§ DATA FOR PROCESSING:
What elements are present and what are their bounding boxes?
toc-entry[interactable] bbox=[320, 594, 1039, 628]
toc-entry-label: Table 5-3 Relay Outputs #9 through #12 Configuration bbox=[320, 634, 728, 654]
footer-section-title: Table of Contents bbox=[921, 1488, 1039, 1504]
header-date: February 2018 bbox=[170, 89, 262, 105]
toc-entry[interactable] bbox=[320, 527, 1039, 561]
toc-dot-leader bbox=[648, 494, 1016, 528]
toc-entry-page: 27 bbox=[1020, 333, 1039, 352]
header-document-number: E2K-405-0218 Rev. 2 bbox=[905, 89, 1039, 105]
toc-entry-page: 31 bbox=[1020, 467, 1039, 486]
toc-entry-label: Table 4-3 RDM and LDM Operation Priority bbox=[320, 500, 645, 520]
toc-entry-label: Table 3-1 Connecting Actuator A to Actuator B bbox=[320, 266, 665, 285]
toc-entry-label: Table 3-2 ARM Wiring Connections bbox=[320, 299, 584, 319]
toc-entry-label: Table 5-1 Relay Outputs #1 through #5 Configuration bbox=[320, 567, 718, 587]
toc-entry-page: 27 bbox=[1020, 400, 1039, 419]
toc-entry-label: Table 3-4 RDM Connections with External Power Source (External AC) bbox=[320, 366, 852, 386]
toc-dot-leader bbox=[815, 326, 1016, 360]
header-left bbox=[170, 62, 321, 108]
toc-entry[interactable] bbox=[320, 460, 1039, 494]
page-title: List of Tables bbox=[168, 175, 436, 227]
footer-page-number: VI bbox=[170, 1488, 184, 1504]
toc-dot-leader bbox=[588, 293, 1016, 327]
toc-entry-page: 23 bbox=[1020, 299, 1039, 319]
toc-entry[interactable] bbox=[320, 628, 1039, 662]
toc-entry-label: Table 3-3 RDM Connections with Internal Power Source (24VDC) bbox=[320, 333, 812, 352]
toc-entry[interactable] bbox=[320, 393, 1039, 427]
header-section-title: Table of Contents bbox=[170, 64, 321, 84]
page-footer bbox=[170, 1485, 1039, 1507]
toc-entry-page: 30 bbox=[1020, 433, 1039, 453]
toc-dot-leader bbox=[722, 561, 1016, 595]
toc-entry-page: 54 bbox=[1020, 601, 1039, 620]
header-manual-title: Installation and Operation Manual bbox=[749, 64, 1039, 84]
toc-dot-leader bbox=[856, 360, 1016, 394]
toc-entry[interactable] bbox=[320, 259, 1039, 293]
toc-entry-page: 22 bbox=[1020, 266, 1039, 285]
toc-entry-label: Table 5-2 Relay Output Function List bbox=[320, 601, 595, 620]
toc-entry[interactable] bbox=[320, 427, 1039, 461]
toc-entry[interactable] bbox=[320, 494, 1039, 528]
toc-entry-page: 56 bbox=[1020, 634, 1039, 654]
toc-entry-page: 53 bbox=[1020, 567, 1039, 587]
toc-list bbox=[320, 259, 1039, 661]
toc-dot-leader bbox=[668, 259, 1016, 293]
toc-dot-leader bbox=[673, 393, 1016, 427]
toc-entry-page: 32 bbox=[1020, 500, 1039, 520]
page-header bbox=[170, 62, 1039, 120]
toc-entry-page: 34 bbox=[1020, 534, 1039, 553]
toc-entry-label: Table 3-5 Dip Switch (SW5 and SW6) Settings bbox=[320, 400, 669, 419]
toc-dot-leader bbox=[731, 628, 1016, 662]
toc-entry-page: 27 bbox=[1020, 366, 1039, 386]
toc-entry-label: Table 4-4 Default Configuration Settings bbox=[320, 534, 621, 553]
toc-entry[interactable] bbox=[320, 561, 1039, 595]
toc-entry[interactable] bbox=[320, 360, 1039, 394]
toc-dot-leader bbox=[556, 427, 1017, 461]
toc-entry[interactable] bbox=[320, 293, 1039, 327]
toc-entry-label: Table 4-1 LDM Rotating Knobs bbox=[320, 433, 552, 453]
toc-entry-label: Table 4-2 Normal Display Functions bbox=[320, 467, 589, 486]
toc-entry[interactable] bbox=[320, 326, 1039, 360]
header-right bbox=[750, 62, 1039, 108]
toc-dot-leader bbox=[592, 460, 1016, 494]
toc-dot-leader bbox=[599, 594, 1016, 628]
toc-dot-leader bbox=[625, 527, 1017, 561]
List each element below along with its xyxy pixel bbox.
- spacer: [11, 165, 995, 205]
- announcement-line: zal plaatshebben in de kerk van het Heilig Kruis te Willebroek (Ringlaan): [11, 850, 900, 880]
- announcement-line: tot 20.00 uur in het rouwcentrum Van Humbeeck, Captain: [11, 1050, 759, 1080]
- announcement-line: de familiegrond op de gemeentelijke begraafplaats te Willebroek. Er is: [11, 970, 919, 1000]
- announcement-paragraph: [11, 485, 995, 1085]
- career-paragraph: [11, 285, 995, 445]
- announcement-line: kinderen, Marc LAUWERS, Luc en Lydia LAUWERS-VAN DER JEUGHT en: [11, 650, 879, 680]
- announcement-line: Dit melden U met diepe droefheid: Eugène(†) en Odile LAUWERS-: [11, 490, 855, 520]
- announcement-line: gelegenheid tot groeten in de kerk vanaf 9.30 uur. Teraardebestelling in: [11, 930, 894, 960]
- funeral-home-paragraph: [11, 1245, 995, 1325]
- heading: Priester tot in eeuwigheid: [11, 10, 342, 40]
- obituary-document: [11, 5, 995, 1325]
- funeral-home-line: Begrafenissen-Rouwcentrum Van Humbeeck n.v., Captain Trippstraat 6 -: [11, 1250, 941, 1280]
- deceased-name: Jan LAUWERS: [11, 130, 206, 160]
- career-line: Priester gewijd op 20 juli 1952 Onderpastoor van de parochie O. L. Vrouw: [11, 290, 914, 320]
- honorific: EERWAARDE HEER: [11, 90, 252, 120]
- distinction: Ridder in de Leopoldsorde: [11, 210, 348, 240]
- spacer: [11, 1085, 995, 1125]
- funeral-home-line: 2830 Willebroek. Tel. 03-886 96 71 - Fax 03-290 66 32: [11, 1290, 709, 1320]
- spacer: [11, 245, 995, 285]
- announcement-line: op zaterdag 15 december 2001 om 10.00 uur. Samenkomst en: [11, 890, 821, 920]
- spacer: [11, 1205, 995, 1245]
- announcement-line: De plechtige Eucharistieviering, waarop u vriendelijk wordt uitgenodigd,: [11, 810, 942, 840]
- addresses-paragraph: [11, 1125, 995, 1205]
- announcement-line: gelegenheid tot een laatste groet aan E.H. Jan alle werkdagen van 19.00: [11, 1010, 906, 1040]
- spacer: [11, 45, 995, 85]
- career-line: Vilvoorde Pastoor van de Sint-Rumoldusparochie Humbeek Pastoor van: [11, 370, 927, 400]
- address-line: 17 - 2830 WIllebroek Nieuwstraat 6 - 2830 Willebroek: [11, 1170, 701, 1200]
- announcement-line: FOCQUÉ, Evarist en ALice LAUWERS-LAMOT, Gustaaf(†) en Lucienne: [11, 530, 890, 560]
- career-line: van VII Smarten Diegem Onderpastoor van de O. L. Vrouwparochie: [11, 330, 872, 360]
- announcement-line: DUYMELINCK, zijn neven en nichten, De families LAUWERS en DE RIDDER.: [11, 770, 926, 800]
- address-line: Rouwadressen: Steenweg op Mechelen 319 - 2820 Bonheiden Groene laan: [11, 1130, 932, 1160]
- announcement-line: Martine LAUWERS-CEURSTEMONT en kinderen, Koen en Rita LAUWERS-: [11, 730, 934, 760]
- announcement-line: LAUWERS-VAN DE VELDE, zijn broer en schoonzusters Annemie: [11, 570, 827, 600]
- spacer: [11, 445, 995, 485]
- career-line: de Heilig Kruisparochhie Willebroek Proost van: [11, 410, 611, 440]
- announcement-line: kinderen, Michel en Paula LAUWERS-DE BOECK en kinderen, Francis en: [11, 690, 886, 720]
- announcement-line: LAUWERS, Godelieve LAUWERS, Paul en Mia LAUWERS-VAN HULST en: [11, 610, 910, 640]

§ PROMPT: Copy out the entries word for word, from the very first line through the line that contains "toc-entry[interactable] bbox=[320, 460, 1039, 494]", with both of those lines included.

§ FULL RESPONSE:
What elements are present and what are their bounding boxes?
toc-entry[interactable] bbox=[320, 594, 1039, 628]
toc-entry-label: Table 5-3 Relay Outputs #9 through #12 Configuration bbox=[320, 634, 728, 654]
footer-section-title: Table of Contents bbox=[921, 1488, 1039, 1504]
header-date: February 2018 bbox=[170, 89, 262, 105]
toc-entry[interactable] bbox=[320, 527, 1039, 561]
toc-dot-leader bbox=[648, 494, 1016, 528]
toc-entry-page: 27 bbox=[1020, 333, 1039, 352]
header-document-number: E2K-405-0218 Rev. 2 bbox=[905, 89, 1039, 105]
toc-entry-page: 31 bbox=[1020, 467, 1039, 486]
toc-entry-label: Table 4-3 RDM and LDM Operation Priority bbox=[320, 500, 645, 520]
toc-entry-label: Table 3-1 Connecting Actuator A to Actuator B bbox=[320, 266, 665, 285]
toc-entry-label: Table 3-2 ARM Wiring Connections bbox=[320, 299, 584, 319]
toc-entry-label: Table 5-1 Relay Outputs #1 through #5 Configuration bbox=[320, 567, 718, 587]
toc-entry-page: 27 bbox=[1020, 400, 1039, 419]
toc-entry-label: Table 3-4 RDM Connections with External Power Source (External AC) bbox=[320, 366, 852, 386]
toc-dot-leader bbox=[815, 326, 1016, 360]
header-left bbox=[170, 62, 321, 108]
toc-entry[interactable] bbox=[320, 460, 1039, 494]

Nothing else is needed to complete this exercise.